Pictures should be excluded; otherwise, copy every entry exactly.

§ Exercise material
--- Start ---

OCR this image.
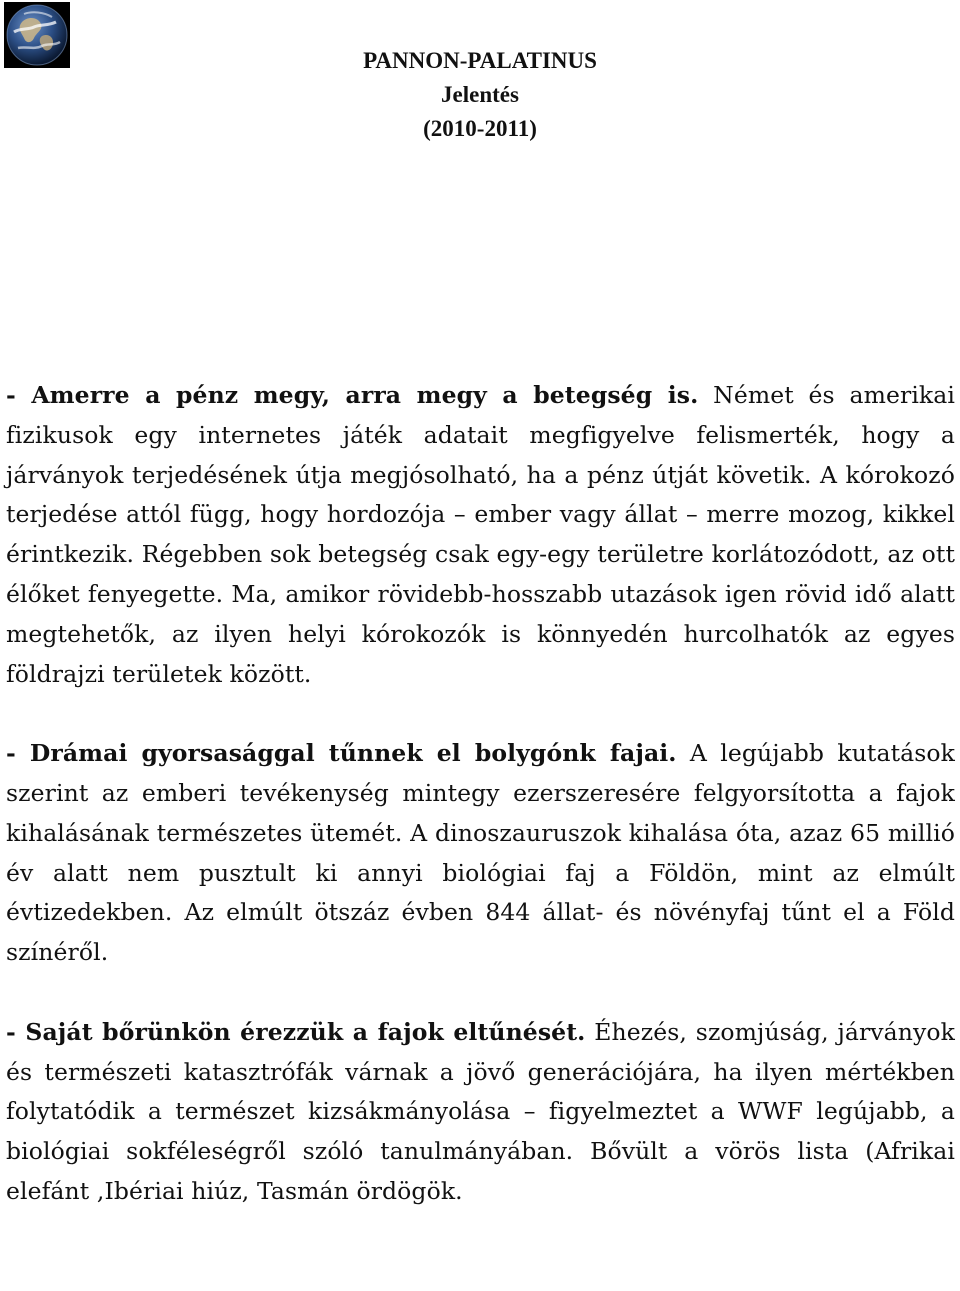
PANNON-PALATINUS
Jelentés
(2010-2011)

- Amerre a pénz megy, arra megy a betegség is. Német és amerikai fizikusok egy internetes játék adatait megfigyelve felismerték, hogy a járványok terjedésének útja megjósolható, ha a pénz útját követik. A kórokozó terjedése attól függ, hogy hordozója – ember vagy állat – merre mozog, kikkel érintkezik. Régebben sok betegség csak egy-egy területre korlátozódott, az ott élőket fenyegette. Ma, amikor rövidebb-hosszabb utazások igen rövid idő alatt megtehetők, az ilyen helyi kórokozók is könnyedén hurcolhatók az egyes földrajzi területek között.

- Drámai gyorsasággal tűnnek el bolygónk fajai. A legújabb kutatások szerint az emberi tevékenység mintegy ezerszeresére felgyorsította a fajok kihalásának természetes ütemét. A dinoszauruszok kihalása óta, azaz 65 millió év alatt nem pusztult ki annyi biológiai faj a Földön, mint az elmúlt évtizedekben. Az elmúlt ötszáz évben 844 állat- és növényfaj tűnt el a Föld színéről.

- Saját bőrünkön érezzük a fajok eltűnését. Éhezés, szomjúság, járványok és természeti katasztrófák várnak a jövő generációjára, ha ilyen mértékben folytatódik a természet kizsákmányolása – figyelmeztet a WWF legújabb, a biológiai sokféleségről szóló tanulmányában. Bővült a vörös lista (Afrikai elefánt ,Ibériai hiúz, Tasmán ördögök.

--- End ---

§ Task answer
OCR this image.
PANNON-PALATINUS
Jelentés
(2010-2011)

- Amerre a pénz megy, arra megy a betegség is. Német és amerikai fizikusok egy internetes játék adatait megfigyelve felismerték, hogy a járványok terjedésének útja megjósolható, ha a pénz útját követik. A kórokozó terjedése attól függ, hogy hordozója – ember vagy állat – merre mozog, kikkel érintkezik. Régebben sok betegség csak egy-egy területre korlátozódott, az ott élőket fenyegette. Ma, amikor rövidebb-hosszabb utazások igen rövid idő alatt megtehetők, az ilyen helyi kórokozók is könnyedén hurcolhatók az egyes földrajzi területek között.

- Drámai gyorsasággal tűnnek el bolygónk fajai. A legújabb kutatások szerint az emberi tevékenység mintegy ezerszeresére felgyorsította a fajok kihalásának természetes ütemét. A dinoszauruszok kihalása óta, azaz 65 millió év alatt nem pusztult ki annyi biológiai faj a Földön, mint az elmúlt évtizedekben. Az elmúlt ötszáz évben 844 állat- és növényfaj tűnt el a Föld színéről.

- Saját bőrünkön érezzük a fajok eltűnését. Éhezés, szomjúság, járványok és természeti katasztrófák várnak a jövő generációjára, ha ilyen mértékben folytatódik a természet kizsákmányolása – figyelmeztet a WWF legújabb, a biológiai sokféleségről szóló tanulmányában. Bővült a vörös lista (Afrikai elefánt ,Ibériai hiúz, Tasmán ördögök.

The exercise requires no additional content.